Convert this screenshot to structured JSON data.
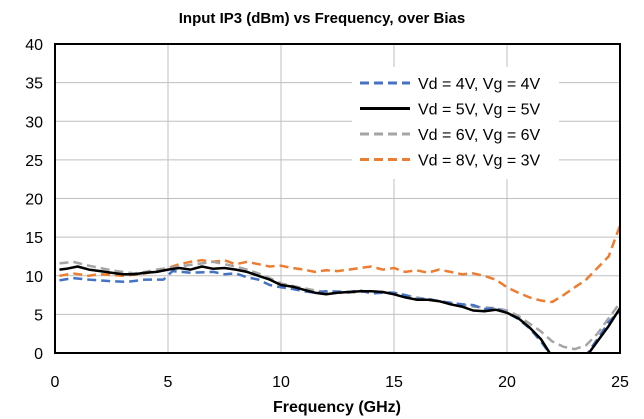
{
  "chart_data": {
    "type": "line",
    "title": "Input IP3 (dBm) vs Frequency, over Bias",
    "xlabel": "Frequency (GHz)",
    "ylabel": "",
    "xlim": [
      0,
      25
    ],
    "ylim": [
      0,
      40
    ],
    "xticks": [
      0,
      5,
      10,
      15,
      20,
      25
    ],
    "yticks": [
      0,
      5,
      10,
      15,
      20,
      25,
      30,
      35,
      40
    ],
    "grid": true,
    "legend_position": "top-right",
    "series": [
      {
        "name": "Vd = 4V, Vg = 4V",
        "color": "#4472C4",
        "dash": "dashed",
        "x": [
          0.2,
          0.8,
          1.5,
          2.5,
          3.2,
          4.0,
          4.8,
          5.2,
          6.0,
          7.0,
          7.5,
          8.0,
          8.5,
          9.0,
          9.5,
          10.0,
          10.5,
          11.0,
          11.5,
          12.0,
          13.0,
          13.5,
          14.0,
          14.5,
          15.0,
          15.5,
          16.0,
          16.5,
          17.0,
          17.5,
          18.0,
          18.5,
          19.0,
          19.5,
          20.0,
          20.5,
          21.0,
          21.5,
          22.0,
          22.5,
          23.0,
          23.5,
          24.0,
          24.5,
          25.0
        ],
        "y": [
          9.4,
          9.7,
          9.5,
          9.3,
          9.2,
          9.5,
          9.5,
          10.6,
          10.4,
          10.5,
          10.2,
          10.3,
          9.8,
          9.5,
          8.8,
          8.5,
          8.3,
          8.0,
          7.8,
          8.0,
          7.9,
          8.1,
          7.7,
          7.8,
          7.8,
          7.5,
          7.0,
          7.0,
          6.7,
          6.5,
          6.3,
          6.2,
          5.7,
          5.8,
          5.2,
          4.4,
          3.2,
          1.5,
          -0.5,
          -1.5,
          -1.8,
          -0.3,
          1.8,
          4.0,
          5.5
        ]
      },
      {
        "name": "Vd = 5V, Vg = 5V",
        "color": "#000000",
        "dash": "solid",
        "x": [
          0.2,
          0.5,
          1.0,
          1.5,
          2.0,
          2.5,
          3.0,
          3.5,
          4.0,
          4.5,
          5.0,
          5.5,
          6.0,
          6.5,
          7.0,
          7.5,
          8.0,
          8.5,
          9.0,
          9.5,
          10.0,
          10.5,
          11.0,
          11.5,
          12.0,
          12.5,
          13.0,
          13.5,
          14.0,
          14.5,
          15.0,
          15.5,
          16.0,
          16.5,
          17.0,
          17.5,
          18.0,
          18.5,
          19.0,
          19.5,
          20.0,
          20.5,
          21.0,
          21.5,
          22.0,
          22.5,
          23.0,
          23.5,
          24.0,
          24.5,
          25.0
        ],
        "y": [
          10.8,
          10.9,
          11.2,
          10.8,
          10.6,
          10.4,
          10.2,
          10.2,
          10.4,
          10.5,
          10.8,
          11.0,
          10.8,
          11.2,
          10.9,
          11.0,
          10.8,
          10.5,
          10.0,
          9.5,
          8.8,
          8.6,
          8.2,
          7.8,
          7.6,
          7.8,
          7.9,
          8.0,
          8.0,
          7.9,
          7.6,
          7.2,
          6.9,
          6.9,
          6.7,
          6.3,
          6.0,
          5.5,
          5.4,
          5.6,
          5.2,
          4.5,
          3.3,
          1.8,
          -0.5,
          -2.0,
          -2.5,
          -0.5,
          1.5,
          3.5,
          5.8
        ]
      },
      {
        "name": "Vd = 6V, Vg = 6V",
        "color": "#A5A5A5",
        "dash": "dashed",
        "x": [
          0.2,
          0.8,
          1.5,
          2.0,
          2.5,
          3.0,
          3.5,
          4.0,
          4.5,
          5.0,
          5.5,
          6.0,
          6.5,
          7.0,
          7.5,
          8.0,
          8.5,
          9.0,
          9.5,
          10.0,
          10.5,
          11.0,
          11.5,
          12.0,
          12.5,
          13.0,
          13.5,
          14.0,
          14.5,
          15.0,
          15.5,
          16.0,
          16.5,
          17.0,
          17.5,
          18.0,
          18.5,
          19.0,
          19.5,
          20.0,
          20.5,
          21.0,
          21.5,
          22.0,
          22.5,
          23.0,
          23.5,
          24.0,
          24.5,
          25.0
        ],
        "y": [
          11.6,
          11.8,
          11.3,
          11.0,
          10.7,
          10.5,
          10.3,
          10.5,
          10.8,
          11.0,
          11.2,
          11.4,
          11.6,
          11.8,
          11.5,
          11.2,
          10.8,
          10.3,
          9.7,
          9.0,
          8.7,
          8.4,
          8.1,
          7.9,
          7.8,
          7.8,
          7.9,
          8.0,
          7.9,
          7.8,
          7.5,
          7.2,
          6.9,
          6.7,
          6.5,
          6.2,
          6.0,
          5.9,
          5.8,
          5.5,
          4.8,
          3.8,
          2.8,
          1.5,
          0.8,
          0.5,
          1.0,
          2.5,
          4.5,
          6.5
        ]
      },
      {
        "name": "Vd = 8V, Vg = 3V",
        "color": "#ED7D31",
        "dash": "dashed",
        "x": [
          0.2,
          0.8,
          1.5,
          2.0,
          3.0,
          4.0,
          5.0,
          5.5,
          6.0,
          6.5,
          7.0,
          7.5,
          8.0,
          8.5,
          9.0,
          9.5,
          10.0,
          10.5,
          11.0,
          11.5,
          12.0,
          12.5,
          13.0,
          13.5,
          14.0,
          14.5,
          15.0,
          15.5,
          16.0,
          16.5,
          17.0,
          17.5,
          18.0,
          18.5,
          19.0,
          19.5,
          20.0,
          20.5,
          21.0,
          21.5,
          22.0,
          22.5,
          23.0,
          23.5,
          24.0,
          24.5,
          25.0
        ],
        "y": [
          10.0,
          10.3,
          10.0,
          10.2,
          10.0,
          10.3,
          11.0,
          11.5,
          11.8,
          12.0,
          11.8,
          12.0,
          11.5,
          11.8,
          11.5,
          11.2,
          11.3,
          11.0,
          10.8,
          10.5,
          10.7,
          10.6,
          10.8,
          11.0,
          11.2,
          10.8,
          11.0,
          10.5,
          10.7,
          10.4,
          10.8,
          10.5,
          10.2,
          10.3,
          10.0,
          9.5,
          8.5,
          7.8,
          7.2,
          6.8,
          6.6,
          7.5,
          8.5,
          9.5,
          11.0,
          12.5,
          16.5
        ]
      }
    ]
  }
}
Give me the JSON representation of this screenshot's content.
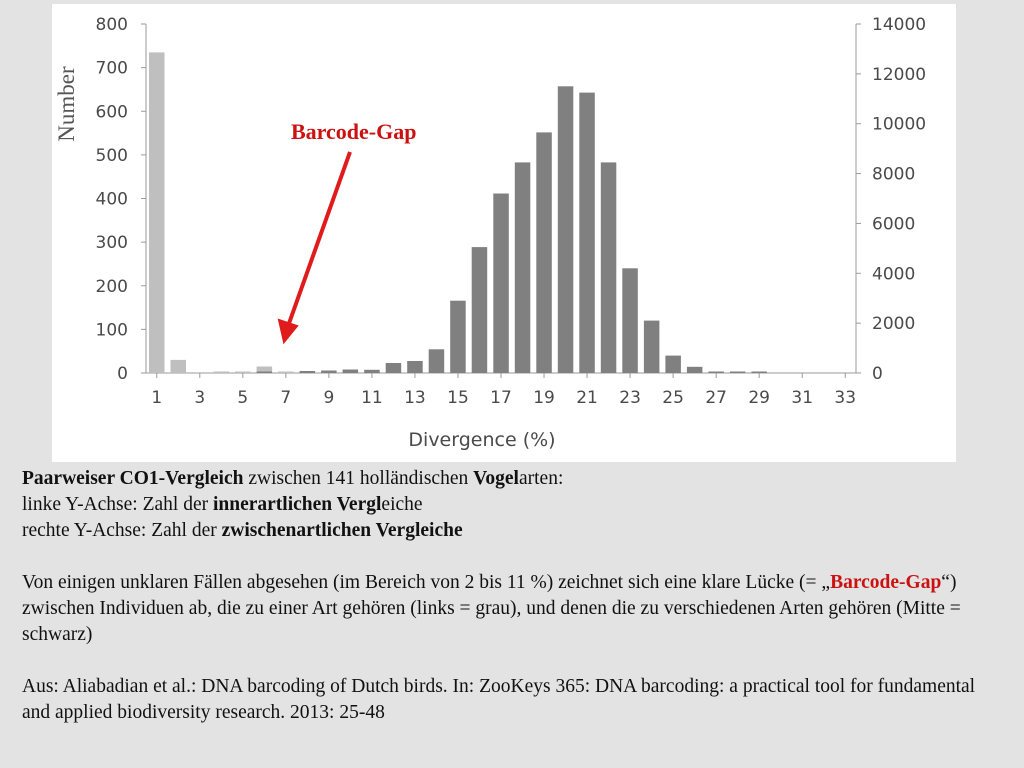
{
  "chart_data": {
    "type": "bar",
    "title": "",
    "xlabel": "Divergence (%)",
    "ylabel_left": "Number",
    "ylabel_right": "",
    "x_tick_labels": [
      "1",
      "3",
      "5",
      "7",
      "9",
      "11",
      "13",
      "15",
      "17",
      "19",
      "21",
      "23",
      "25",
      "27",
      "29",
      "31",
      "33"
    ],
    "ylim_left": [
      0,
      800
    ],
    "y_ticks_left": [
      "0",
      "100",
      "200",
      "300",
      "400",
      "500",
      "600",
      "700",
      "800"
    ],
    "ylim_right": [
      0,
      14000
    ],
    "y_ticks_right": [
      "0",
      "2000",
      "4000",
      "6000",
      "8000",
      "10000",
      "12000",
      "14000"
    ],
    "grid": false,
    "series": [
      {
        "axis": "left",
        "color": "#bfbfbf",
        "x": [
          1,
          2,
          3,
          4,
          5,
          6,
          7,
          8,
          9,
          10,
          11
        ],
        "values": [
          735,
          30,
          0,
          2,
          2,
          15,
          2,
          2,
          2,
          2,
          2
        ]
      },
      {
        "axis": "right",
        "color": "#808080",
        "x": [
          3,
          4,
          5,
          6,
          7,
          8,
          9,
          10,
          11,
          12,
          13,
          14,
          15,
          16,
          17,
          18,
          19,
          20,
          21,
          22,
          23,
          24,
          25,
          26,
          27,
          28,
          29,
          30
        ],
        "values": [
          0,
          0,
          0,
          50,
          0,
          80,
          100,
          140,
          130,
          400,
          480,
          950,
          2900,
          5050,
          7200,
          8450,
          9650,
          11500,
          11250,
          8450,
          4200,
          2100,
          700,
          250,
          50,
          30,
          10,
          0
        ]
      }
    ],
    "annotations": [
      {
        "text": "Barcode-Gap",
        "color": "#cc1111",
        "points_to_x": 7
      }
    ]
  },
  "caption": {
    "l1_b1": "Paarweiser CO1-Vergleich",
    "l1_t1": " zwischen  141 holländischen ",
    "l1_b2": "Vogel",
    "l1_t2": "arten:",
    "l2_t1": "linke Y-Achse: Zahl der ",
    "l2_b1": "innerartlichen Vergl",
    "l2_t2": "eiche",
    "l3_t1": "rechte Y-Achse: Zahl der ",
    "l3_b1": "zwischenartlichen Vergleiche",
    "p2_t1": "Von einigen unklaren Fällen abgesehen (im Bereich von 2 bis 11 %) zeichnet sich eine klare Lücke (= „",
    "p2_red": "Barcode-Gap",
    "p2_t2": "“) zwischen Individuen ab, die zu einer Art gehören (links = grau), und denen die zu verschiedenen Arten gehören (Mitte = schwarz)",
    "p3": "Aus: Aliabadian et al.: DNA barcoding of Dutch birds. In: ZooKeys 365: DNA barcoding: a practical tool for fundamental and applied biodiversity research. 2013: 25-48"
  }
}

▶ _Directions_
Return each line of the data that contains the string "Zahl".

▶ _Result of the task_
    "l2_t1": "linke Y-Achse: Zahl der ",
    "l3_t1": "rechte Y-Achse: Zahl der ",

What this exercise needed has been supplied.